*TO DO*.
Extract each line of the records below that contains the word "ylabel".

*THE DATA*.
——————————

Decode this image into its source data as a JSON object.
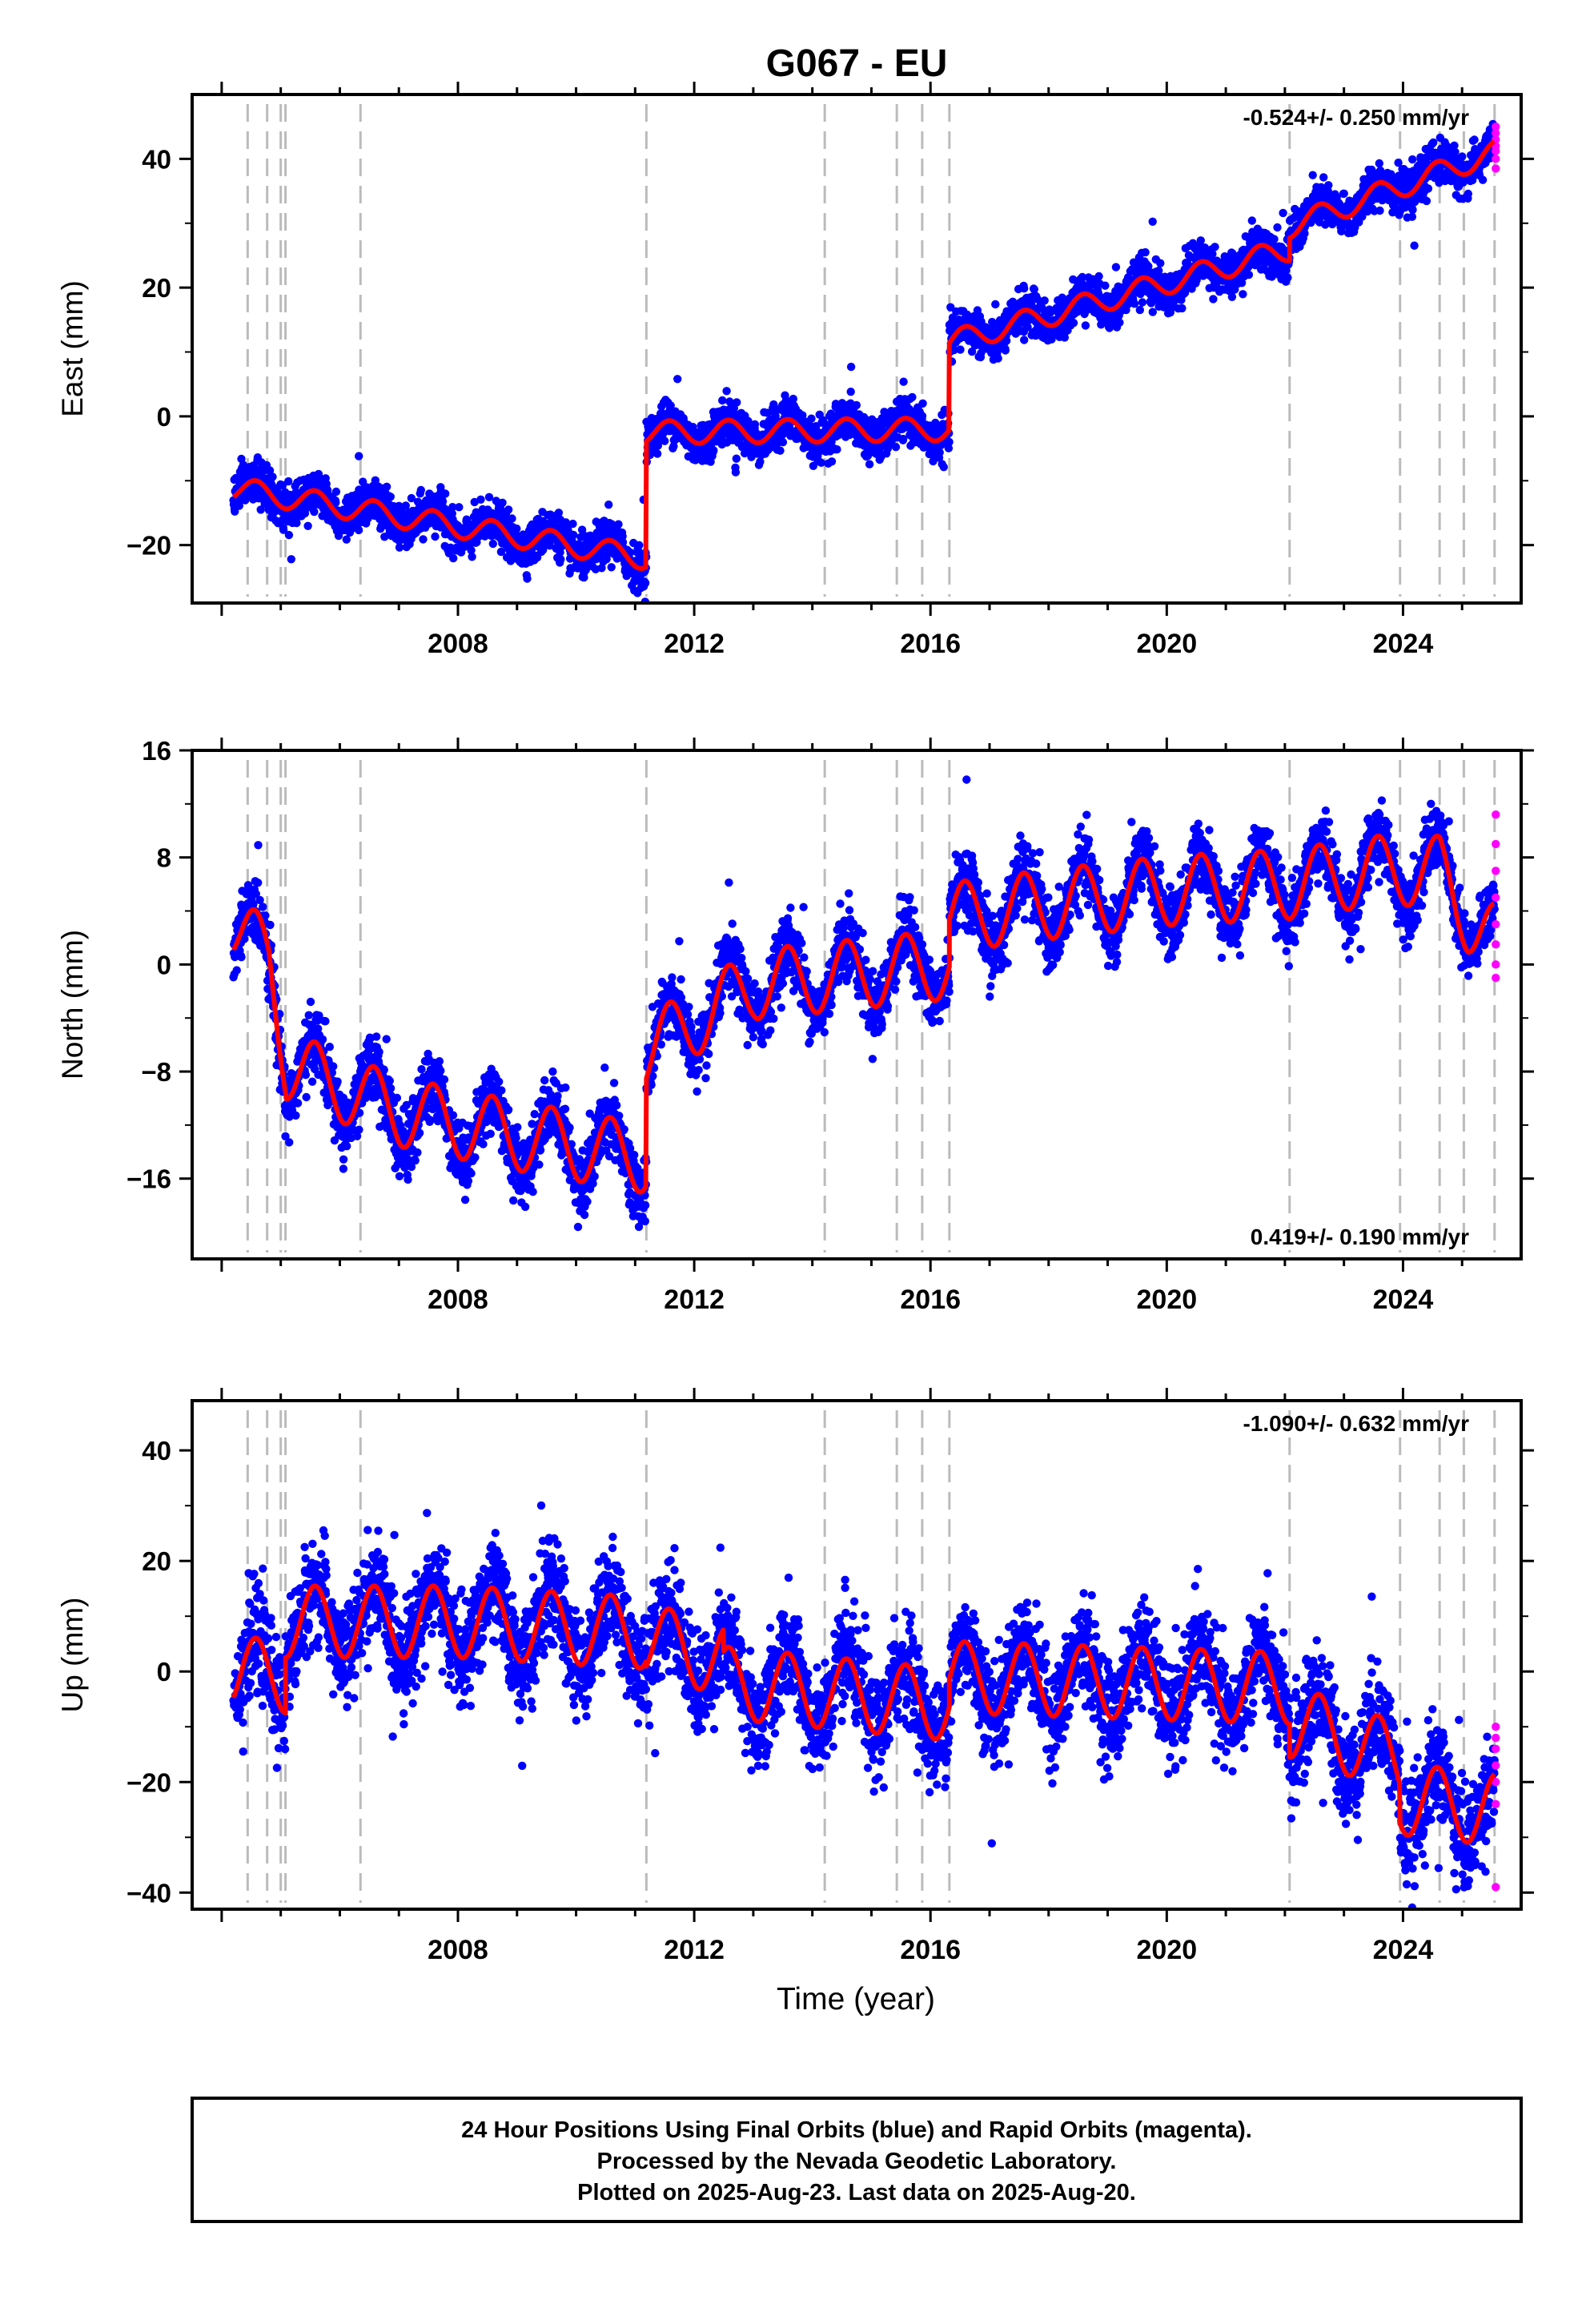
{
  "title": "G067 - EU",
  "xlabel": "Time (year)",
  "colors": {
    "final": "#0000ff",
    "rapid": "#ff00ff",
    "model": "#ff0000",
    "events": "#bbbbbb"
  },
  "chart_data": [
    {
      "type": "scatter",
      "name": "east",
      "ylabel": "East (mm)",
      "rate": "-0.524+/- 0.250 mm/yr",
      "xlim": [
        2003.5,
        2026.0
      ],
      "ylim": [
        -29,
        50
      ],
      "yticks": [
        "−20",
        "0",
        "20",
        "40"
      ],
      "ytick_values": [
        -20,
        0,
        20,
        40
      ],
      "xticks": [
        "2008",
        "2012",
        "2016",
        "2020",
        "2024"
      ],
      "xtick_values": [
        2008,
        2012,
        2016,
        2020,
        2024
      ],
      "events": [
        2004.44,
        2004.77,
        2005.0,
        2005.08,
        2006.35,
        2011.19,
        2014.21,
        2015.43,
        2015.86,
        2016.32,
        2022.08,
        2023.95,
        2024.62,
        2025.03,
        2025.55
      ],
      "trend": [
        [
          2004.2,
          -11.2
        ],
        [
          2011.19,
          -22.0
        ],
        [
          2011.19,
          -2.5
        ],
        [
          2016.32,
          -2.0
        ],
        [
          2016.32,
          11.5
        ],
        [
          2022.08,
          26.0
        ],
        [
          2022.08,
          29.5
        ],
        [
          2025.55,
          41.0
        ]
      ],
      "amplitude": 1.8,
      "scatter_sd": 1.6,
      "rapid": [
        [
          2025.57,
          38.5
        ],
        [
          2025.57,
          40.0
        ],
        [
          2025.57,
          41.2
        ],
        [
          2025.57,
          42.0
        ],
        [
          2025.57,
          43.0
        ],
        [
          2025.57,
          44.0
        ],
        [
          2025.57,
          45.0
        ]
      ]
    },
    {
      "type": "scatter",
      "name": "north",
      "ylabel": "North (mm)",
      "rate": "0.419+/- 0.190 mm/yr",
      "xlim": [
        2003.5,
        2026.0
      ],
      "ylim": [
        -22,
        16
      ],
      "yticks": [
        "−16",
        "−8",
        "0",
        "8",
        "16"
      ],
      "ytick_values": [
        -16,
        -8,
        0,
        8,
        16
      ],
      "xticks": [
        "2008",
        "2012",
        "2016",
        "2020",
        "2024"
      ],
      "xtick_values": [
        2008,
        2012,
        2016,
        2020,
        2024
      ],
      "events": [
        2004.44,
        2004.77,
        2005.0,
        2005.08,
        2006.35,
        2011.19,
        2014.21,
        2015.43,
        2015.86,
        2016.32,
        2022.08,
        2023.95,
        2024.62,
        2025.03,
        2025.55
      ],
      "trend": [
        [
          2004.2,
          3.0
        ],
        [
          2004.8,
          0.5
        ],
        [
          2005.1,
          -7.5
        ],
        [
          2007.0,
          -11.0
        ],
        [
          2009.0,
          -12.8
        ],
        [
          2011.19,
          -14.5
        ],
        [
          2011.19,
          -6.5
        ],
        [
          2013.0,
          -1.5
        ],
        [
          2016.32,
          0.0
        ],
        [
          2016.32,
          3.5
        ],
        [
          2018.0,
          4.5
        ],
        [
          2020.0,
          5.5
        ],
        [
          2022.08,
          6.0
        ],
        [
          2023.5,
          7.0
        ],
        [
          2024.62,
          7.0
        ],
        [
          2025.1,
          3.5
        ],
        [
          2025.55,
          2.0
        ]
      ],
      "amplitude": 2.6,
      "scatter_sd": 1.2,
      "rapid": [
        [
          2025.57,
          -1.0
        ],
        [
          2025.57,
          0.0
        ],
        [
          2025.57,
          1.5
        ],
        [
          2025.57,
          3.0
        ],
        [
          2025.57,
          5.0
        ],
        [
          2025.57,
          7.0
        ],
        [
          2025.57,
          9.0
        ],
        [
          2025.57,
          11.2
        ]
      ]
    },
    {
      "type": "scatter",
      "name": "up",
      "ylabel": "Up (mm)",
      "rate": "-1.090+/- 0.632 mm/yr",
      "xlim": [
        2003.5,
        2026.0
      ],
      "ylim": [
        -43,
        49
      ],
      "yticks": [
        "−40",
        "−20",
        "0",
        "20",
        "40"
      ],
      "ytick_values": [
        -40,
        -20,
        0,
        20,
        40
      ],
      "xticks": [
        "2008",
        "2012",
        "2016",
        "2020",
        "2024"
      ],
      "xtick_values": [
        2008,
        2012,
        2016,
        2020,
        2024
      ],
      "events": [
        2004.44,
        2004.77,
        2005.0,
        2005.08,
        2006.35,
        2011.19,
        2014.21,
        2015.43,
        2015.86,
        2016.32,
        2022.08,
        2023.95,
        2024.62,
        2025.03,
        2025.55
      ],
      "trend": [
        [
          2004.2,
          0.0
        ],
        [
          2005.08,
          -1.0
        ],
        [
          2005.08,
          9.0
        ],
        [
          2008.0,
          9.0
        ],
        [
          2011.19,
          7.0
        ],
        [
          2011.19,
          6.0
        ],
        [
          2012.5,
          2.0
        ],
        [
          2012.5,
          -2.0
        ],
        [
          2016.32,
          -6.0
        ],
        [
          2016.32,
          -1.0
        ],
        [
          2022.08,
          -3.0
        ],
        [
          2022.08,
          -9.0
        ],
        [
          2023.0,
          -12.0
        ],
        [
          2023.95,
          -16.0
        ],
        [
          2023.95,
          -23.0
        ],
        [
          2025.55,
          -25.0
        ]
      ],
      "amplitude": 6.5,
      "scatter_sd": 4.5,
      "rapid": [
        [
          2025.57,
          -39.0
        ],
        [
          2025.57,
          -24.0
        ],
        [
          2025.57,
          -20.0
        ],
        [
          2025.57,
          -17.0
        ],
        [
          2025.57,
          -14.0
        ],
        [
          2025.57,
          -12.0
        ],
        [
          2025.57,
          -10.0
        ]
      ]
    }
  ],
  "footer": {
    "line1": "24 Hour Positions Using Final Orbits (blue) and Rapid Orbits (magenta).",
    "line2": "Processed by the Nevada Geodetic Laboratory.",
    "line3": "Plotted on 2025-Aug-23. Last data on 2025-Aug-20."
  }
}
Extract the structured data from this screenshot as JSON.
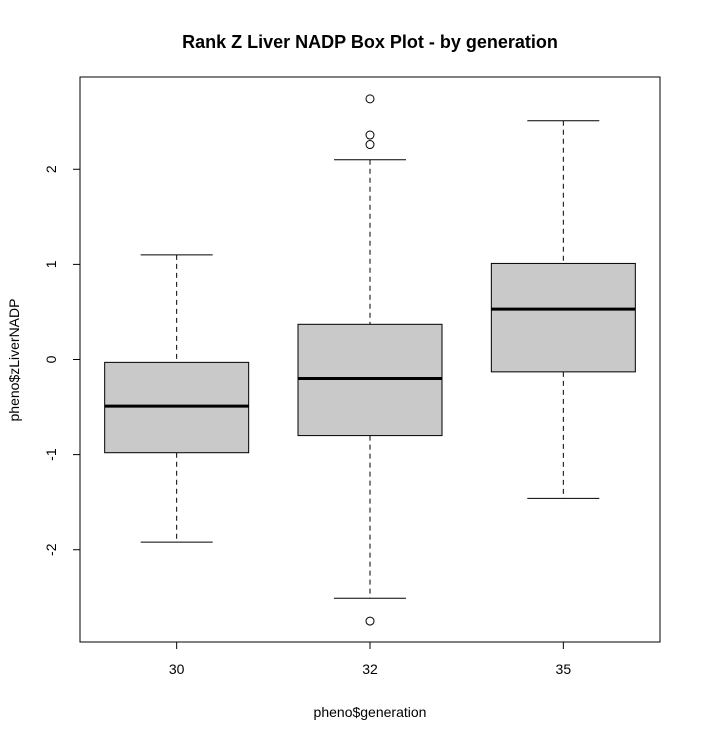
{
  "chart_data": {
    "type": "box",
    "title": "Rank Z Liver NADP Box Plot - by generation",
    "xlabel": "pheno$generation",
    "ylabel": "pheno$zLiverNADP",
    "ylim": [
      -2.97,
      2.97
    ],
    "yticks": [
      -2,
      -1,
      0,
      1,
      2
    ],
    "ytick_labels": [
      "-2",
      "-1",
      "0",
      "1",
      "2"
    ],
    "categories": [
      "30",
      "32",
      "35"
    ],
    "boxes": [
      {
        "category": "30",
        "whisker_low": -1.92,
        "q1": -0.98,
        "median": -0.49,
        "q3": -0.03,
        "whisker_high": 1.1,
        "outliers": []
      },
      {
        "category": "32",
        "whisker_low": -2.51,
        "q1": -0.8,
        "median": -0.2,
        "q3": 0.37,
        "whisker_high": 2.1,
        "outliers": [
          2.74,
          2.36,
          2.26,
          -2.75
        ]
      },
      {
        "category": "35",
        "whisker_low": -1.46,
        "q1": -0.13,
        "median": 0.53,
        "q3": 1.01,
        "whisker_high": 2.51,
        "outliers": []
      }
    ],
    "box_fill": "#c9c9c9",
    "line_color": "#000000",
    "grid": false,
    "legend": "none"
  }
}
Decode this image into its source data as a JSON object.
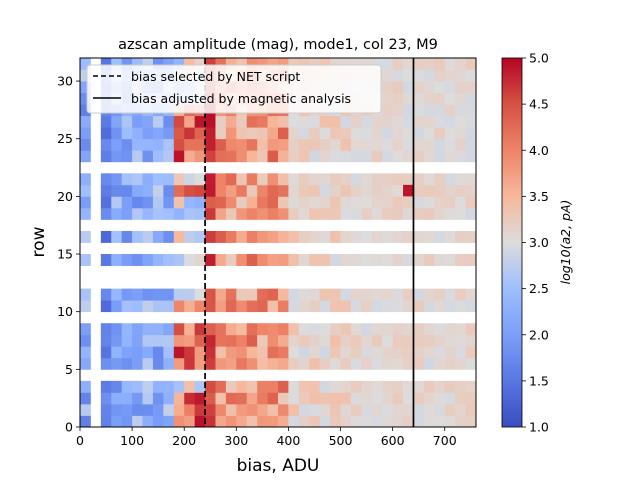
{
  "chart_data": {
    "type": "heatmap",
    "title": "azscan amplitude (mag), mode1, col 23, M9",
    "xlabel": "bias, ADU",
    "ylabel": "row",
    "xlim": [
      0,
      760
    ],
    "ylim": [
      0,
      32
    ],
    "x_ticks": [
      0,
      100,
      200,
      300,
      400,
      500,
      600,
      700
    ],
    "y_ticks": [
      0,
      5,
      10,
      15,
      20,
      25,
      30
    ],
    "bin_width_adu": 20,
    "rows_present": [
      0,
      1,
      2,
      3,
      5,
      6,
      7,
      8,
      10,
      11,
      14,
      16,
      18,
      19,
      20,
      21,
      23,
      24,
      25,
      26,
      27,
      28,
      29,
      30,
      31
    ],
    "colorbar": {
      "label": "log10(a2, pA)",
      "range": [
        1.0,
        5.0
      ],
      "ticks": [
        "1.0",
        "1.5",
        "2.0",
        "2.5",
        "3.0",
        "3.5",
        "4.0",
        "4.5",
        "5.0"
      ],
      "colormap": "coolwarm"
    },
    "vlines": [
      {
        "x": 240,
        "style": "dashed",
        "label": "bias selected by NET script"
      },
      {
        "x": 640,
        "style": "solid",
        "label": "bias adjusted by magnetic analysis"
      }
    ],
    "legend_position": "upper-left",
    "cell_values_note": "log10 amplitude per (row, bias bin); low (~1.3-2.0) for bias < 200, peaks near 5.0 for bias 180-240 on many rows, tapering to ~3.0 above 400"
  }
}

——————————

*FINISHED ANSWER*.
      "ylabel": "East (mm)",
      "ylabel": "North (mm)",
      "ylabel": "Up (mm)",
    "ylabel": "pheno$zLiverNADP",
    "ylabel": "row",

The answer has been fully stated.